[Stored records]
===
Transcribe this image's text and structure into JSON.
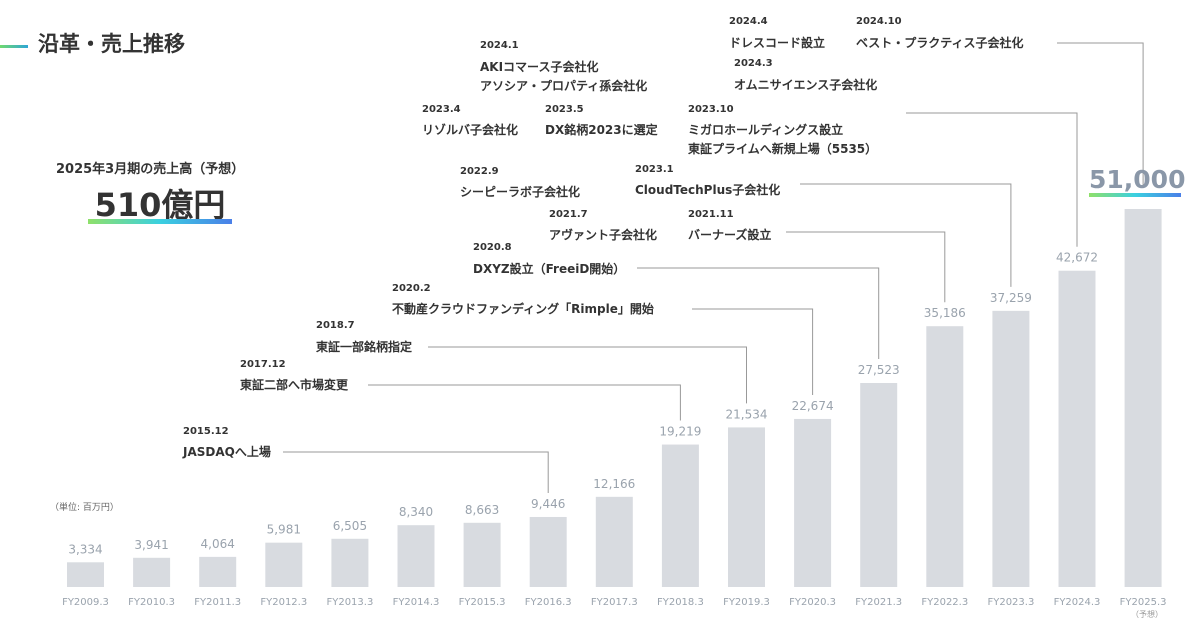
{
  "title": "沿革・売上推移",
  "forecast": {
    "caption": "2025年3月期の売上高（予想）",
    "value": "510億円"
  },
  "unit_label": "（単位: 百万円）",
  "final_value_label": "51,000",
  "forecast_note": "（予想）",
  "colors": {
    "bar": "#d8dbe0",
    "value_label": "#9aa3ad",
    "axis_label": "#9aa3ad",
    "leader": "#999999"
  },
  "chart_data": {
    "type": "bar",
    "categories": [
      "FY2009.3",
      "FY2010.3",
      "FY2011.3",
      "FY2012.3",
      "FY2013.3",
      "FY2014.3",
      "FY2015.3",
      "FY2016.3",
      "FY2017.3",
      "FY2018.3",
      "FY2019.3",
      "FY2020.3",
      "FY2021.3",
      "FY2022.3",
      "FY2023.3",
      "FY2024.3",
      "FY2025.3"
    ],
    "values": [
      3334,
      3941,
      4064,
      5981,
      6505,
      8340,
      8663,
      9446,
      12166,
      19219,
      21534,
      22674,
      27523,
      35186,
      37259,
      42672,
      51000
    ],
    "value_labels": [
      "3,334",
      "3,941",
      "4,064",
      "5,981",
      "6,505",
      "8,340",
      "8,663",
      "9,446",
      "12,166",
      "19,219",
      "21,534",
      "22,674",
      "27,523",
      "35,186",
      "37,259",
      "42,672",
      ""
    ],
    "ylim": [
      0,
      51000
    ]
  },
  "annotations": [
    {
      "date": "2015.12",
      "lines": [
        "JASDAQへ上場"
      ]
    },
    {
      "date": "2017.12",
      "lines": [
        "東証二部へ市場変更"
      ]
    },
    {
      "date": "2018.7",
      "lines": [
        "東証一部銘柄指定"
      ]
    },
    {
      "date": "2020.2",
      "lines": [
        "不動産クラウドファンディング「Rimple」開始"
      ]
    },
    {
      "date": "2020.8",
      "lines": [
        "DXYZ設立（FreeiD開始）"
      ]
    },
    {
      "date": "2021.7",
      "lines": [
        "アヴァント子会社化"
      ]
    },
    {
      "date": "2021.11",
      "lines": [
        "バーナーズ設立"
      ]
    },
    {
      "date": "2022.9",
      "lines": [
        "シーピーラボ子会社化"
      ]
    },
    {
      "date": "2023.1",
      "lines": [
        "CloudTechPlus子会社化"
      ]
    },
    {
      "date": "2023.4",
      "lines": [
        "リゾルバ子会社化"
      ]
    },
    {
      "date": "2023.5",
      "lines": [
        "DX銘柄2023に選定"
      ]
    },
    {
      "date": "2023.10",
      "lines": [
        "ミガロホールディングス設立",
        "東証プライムへ新規上場（5535）"
      ]
    },
    {
      "date": "2024.1",
      "lines": [
        "AKIコマース子会社化",
        "アソシア・プロパティ孫会社化"
      ]
    },
    {
      "date": "2024.3",
      "lines": [
        "オムニサイエンス子会社化"
      ]
    },
    {
      "date": "2024.4",
      "lines": [
        "ドレスコード設立"
      ]
    },
    {
      "date": "2024.10",
      "lines": [
        "ベスト・プラクティス子会社化"
      ]
    }
  ]
}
===
*SHORT EXERCISE*. Copy all of the entries verbatim, leaving out any pictures they contain.

*CORRECT RESPONSE*.
Transcribe this image's text and structure into JSON.
{
  "title": "沿革・売上推移",
  "forecast": {
    "caption": "2025年3月期の売上高（予想）",
    "value": "510億円"
  },
  "unit_label": "（単位: 百万円）",
  "final_value_label": "51,000",
  "forecast_note": "（予想）",
  "colors": {
    "bar": "#d8dbe0",
    "value_label": "#9aa3ad",
    "axis_label": "#9aa3ad",
    "leader": "#999999"
  },
  "chart_data": {
    "type": "bar",
    "categories": [
      "FY2009.3",
      "FY2010.3",
      "FY2011.3",
      "FY2012.3",
      "FY2013.3",
      "FY2014.3",
      "FY2015.3",
      "FY2016.3",
      "FY2017.3",
      "FY2018.3",
      "FY2019.3",
      "FY2020.3",
      "FY2021.3",
      "FY2022.3",
      "FY2023.3",
      "FY2024.3",
      "FY2025.3"
    ],
    "values": [
      3334,
      3941,
      4064,
      5981,
      6505,
      8340,
      8663,
      9446,
      12166,
      19219,
      21534,
      22674,
      27523,
      35186,
      37259,
      42672,
      51000
    ],
    "value_labels": [
      "3,334",
      "3,941",
      "4,064",
      "5,981",
      "6,505",
      "8,340",
      "8,663",
      "9,446",
      "12,166",
      "19,219",
      "21,534",
      "22,674",
      "27,523",
      "35,186",
      "37,259",
      "42,672",
      ""
    ],
    "ylim": [
      0,
      51000
    ]
  },
  "annotations": [
    {
      "date": "2015.12",
      "lines": [
        "JASDAQへ上場"
      ]
    },
    {
      "date": "2017.12",
      "lines": [
        "東証二部へ市場変更"
      ]
    },
    {
      "date": "2018.7",
      "lines": [
        "東証一部銘柄指定"
      ]
    },
    {
      "date": "2020.2",
      "lines": [
        "不動産クラウドファンディング「Rimple」開始"
      ]
    },
    {
      "date": "2020.8",
      "lines": [
        "DXYZ設立（FreeiD開始）"
      ]
    },
    {
      "date": "2021.7",
      "lines": [
        "アヴァント子会社化"
      ]
    },
    {
      "date": "2021.11",
      "lines": [
        "バーナーズ設立"
      ]
    },
    {
      "date": "2022.9",
      "lines": [
        "シーピーラボ子会社化"
      ]
    },
    {
      "date": "2023.1",
      "lines": [
        "CloudTechPlus子会社化"
      ]
    },
    {
      "date": "2023.4",
      "lines": [
        "リゾルバ子会社化"
      ]
    },
    {
      "date": "2023.5",
      "lines": [
        "DX銘柄2023に選定"
      ]
    },
    {
      "date": "2023.10",
      "lines": [
        "ミガロホールディングス設立",
        "東証プライムへ新規上場（5535）"
      ]
    },
    {
      "date": "2024.1",
      "lines": [
        "AKIコマース子会社化",
        "アソシア・プロパティ孫会社化"
      ]
    },
    {
      "date": "2024.3",
      "lines": [
        "オムニサイエンス子会社化"
      ]
    },
    {
      "date": "2024.4",
      "lines": [
        "ドレスコード設立"
      ]
    },
    {
      "date": "2024.10",
      "lines": [
        "ベスト・プラクティス子会社化"
      ]
    }
  ]
}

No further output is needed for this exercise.